### [STATED EXERCISE]
Write out all lines holding the word "content".

### [SUPPLIED DATA]
= = = = =
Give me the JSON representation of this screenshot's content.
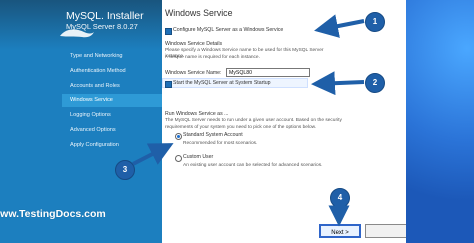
{
  "sidebar": {
    "title": "MySQL. Installer",
    "subtitle": "MySQL Server 8.0.27",
    "items": [
      "Type and Networking",
      "Authentication Method",
      "Accounts and Roles",
      "Windows Service",
      "Logging Options",
      "Advanced Options",
      "Apply Configuration"
    ],
    "active_index": 3
  },
  "page": {
    "title": "Windows Service",
    "configure_as_service_label": "Configure MySQL Server as a Windows Service",
    "details_header": "Windows Service Details",
    "details_desc_1": "Please specify a Windows Service name to be used for this MySQL Server instance.",
    "details_desc_2": "A unique name is required for each instance.",
    "service_name_label": "Windows Service Name:",
    "service_name_value": "MySQL80",
    "start_at_startup_label": "Start the MySQL Server at System Startup",
    "run_as_header": "Run Windows Service as ...",
    "run_as_desc_1": "The MySQL Server needs to run under a given user account. Based on the security",
    "run_as_desc_2": "requirements of your system you need to pick one of the options below.",
    "standard_account_label": "Standard System Account",
    "standard_account_desc": "Recommended for most scenarios.",
    "custom_user_label": "Custom User",
    "custom_user_desc": "An existing user account can be selected for advanced scenarios."
  },
  "footer": {
    "watermark": "www.TestingDocs.com",
    "next_button": "Next >",
    "secondary_button": ""
  },
  "callouts": [
    "1",
    "2",
    "3",
    "4"
  ],
  "colors": {
    "sidebar_bg": "#1c7fbf",
    "active_item": "#2e9ad6",
    "accent": "#1f5fa8"
  }
}
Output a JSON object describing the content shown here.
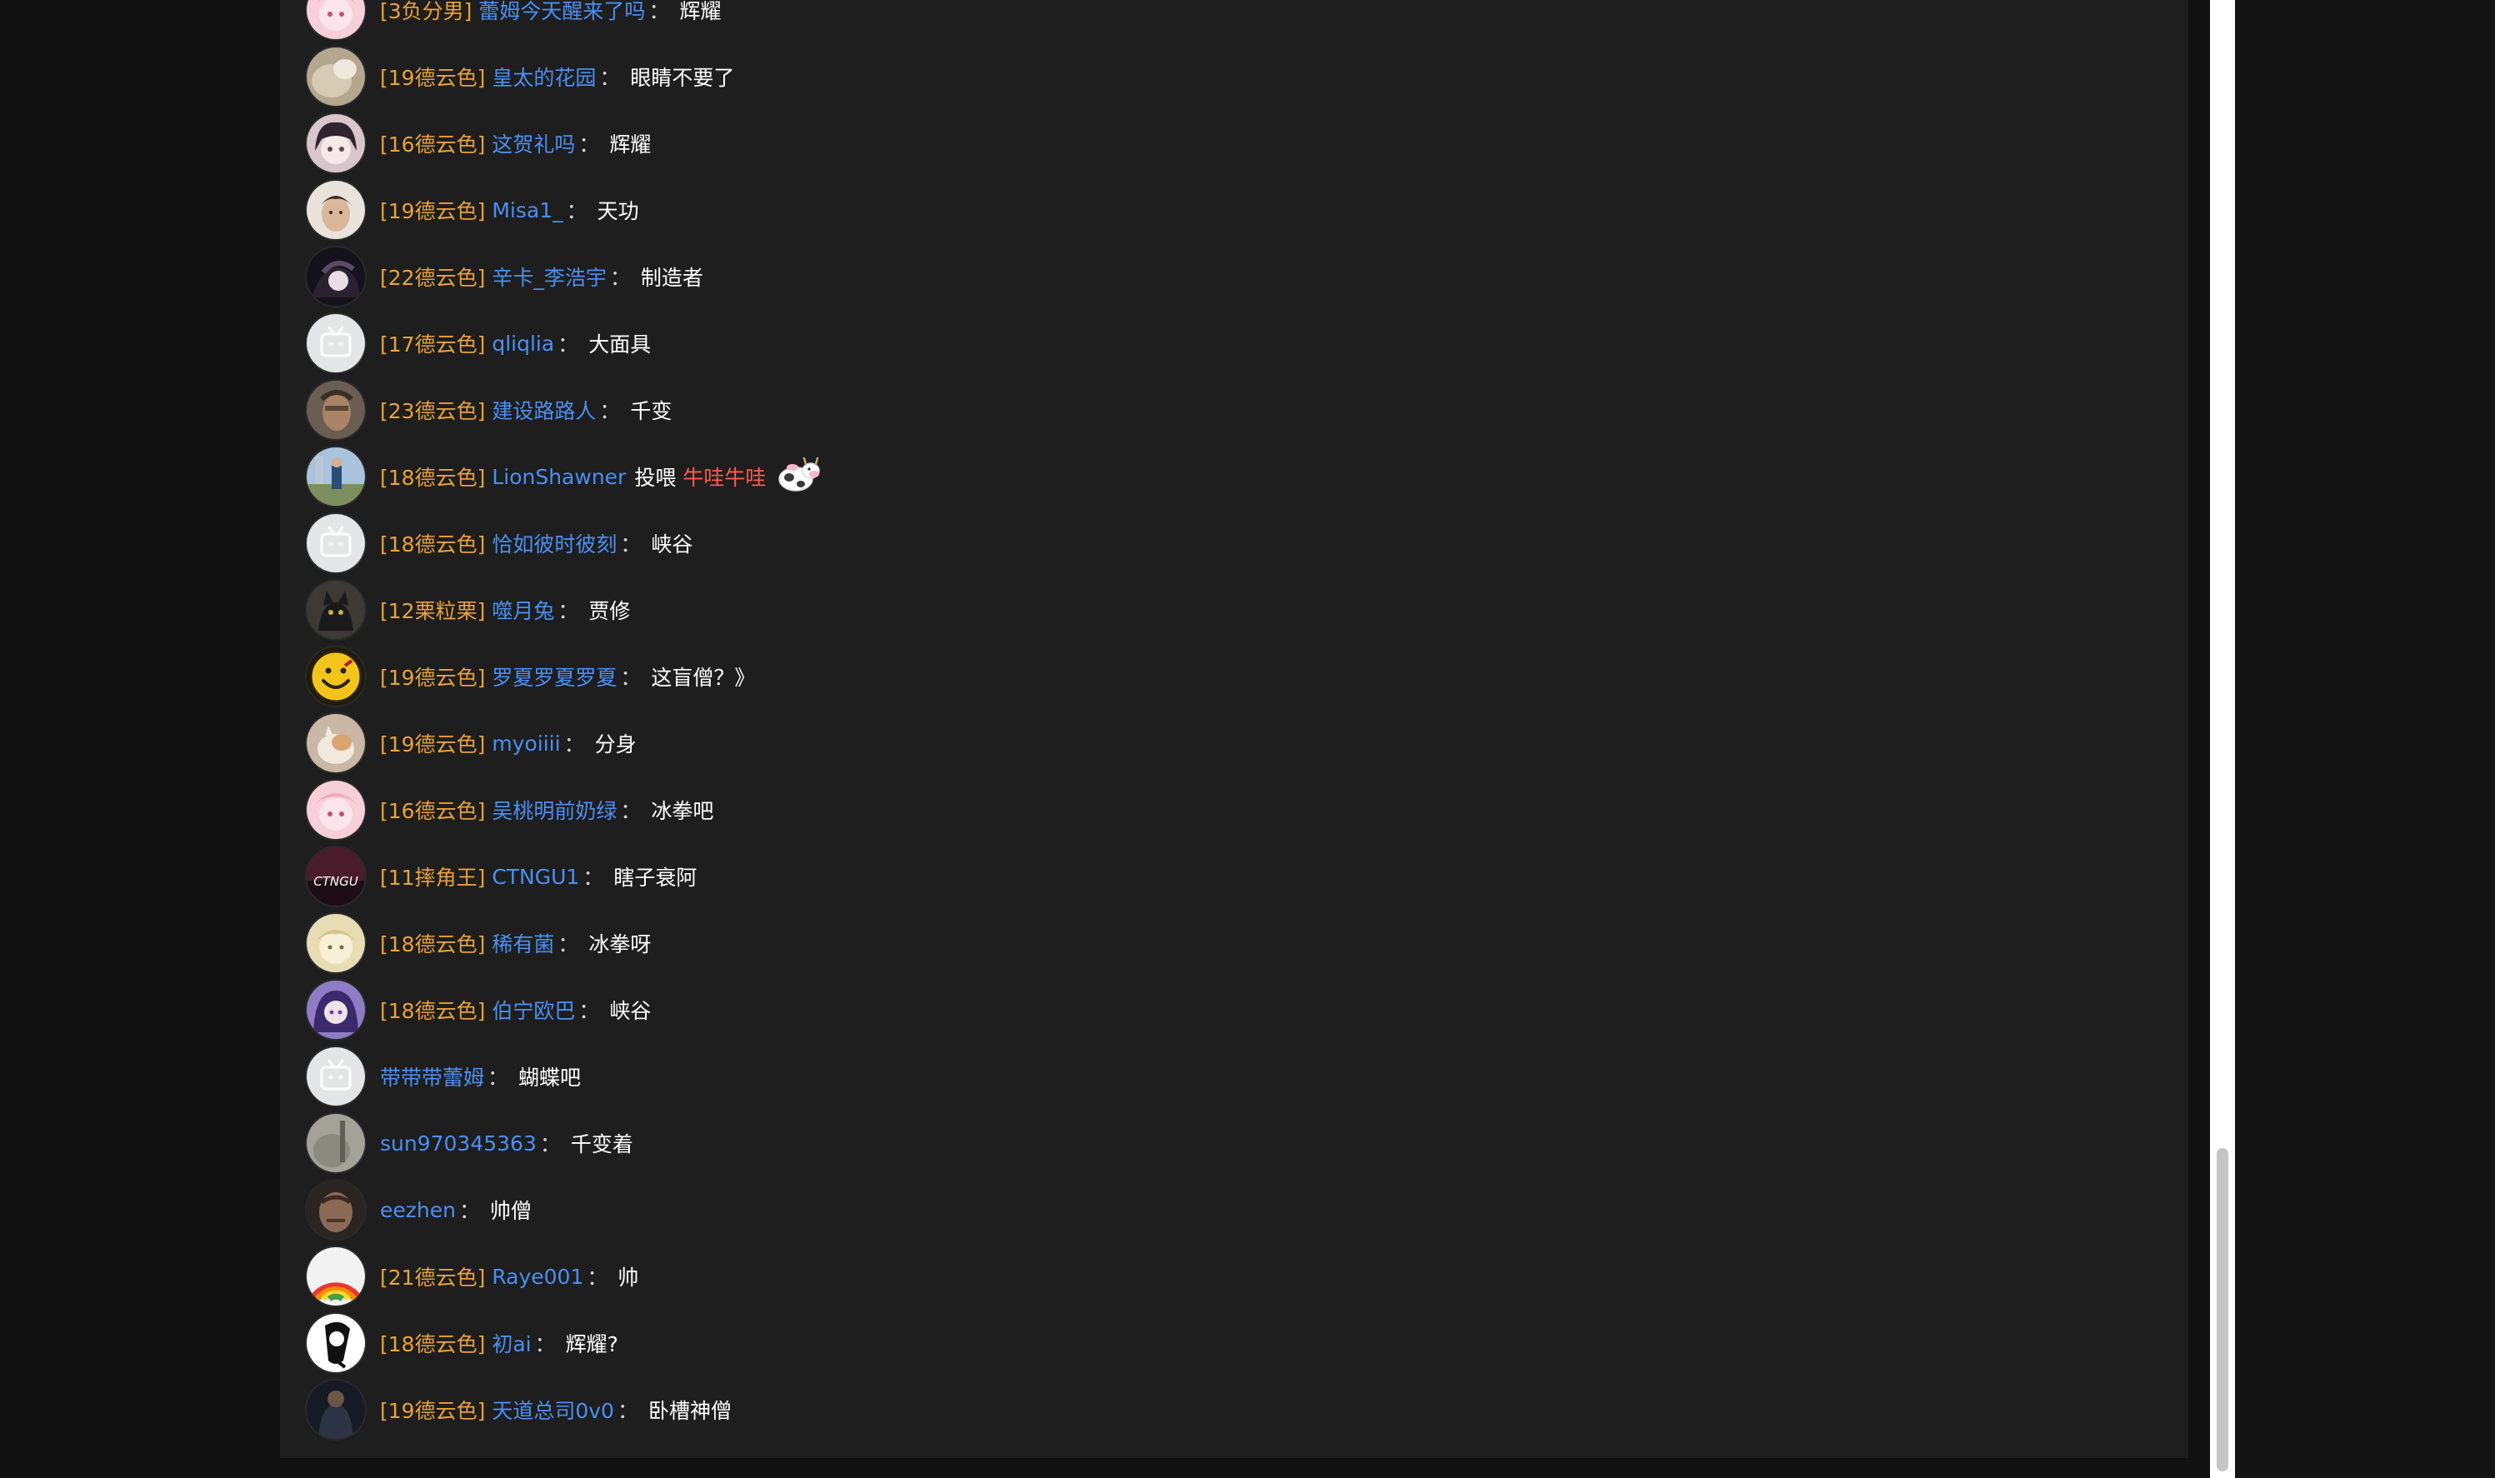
{
  "messages": [
    {
      "badge": "[3负分男]",
      "user": "蕾姆今天醒来了吗",
      "sep": "：",
      "text": "辉耀",
      "avatar": "avatar-pink-anime"
    },
    {
      "badge": "[19德云色]",
      "user": "皇太的花园",
      "sep": "：",
      "text": "眼睛不要了",
      "avatar": "avatar-beige-photo"
    },
    {
      "badge": "[16德云色]",
      "user": "这贺礼吗",
      "sep": "：",
      "text": "辉耀",
      "avatar": "avatar-anime-girl"
    },
    {
      "badge": "[19德云色]",
      "user": "Misa1_",
      "sep": "：",
      "text": "天功",
      "avatar": "avatar-face-photo"
    },
    {
      "badge": "[22德云色]",
      "user": "辛卡_李浩宇",
      "sep": "：",
      "text": "制造者",
      "avatar": "avatar-dark-anime"
    },
    {
      "badge": "[17德云色]",
      "user": "qliqlia",
      "sep": "：",
      "text": "大面具",
      "avatar": "avatar-default-tv"
    },
    {
      "badge": "[23德云色]",
      "user": "建设路路人",
      "sep": "：",
      "text": "千变",
      "avatar": "avatar-man-photo"
    },
    {
      "badge": "[18德云色]",
      "user": "LionShawner",
      "sep": "",
      "text": "",
      "gift_verb": "投喂",
      "gift_name": "牛哇牛哇",
      "avatar": "avatar-outdoor-photo",
      "gift_icon": "cow-gift-icon"
    },
    {
      "badge": "[18德云色]",
      "user": "恰如彼时彼刻",
      "sep": "：",
      "text": "峡谷",
      "avatar": "avatar-default-tv"
    },
    {
      "badge": "[12栗粒栗]",
      "user": "噬月兔",
      "sep": "：",
      "text": "贾修",
      "avatar": "avatar-black-cat"
    },
    {
      "badge": "[19德云色]",
      "user": "罗夏罗夏罗夏",
      "sep": "：",
      "text": "这盲僧？》",
      "avatar": "avatar-smiley"
    },
    {
      "badge": "[19德云色]",
      "user": "myoiiii",
      "sep": "：",
      "text": "分身",
      "avatar": "avatar-cat-photo"
    },
    {
      "badge": "[16德云色]",
      "user": "吴桃明前奶绿",
      "sep": "：",
      "text": "冰拳吧",
      "avatar": "avatar-pink-anime"
    },
    {
      "badge": "[11摔角王]",
      "user": "CTNGU1",
      "sep": "：",
      "text": "瞎子衰阿",
      "avatar": "avatar-ctngu-logo",
      "avatar_text": "CTNGU"
    },
    {
      "badge": "[18德云色]",
      "user": "稀有菌",
      "sep": "：",
      "text": "冰拳呀",
      "avatar": "avatar-cream-anime"
    },
    {
      "badge": "[18德云色]",
      "user": "伯宁欧巴",
      "sep": "：",
      "text": "峡谷",
      "avatar": "avatar-purple-anime"
    },
    {
      "badge": "",
      "user": "带带带蕾姆",
      "sep": "：",
      "text": "蝴蝶吧",
      "avatar": "avatar-default-tv"
    },
    {
      "badge": "",
      "user": "sun970345363",
      "sep": "：",
      "text": "千变着",
      "avatar": "avatar-gray-photo"
    },
    {
      "badge": "",
      "user": "eezhen",
      "sep": "：",
      "text": "帅僧",
      "avatar": "avatar-man-dark-photo"
    },
    {
      "badge": "[21德云色]",
      "user": "Raye001",
      "sep": "：",
      "text": "帅",
      "avatar": "avatar-rainbow"
    },
    {
      "badge": "[18德云色]",
      "user": "初ai",
      "sep": "：",
      "text": "辉耀?",
      "avatar": "avatar-bw-sketch"
    },
    {
      "badge": "[19德云色]",
      "user": "天道总司0v0",
      "sep": "：",
      "text": "卧槽神僧",
      "avatar": "avatar-dark-figure"
    }
  ],
  "colors": {
    "badge": "#e9a13b",
    "user": "#4b8ff2",
    "message": "#ffffff",
    "gift": "#ff5b4f",
    "panel": "#1e1e1e",
    "background": "#111111"
  }
}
= = = = =
### [SOLUTION TO THIS TASK]
Give me the JSON representation of this screenshot's content.
Output a JSON object describing the content shown here.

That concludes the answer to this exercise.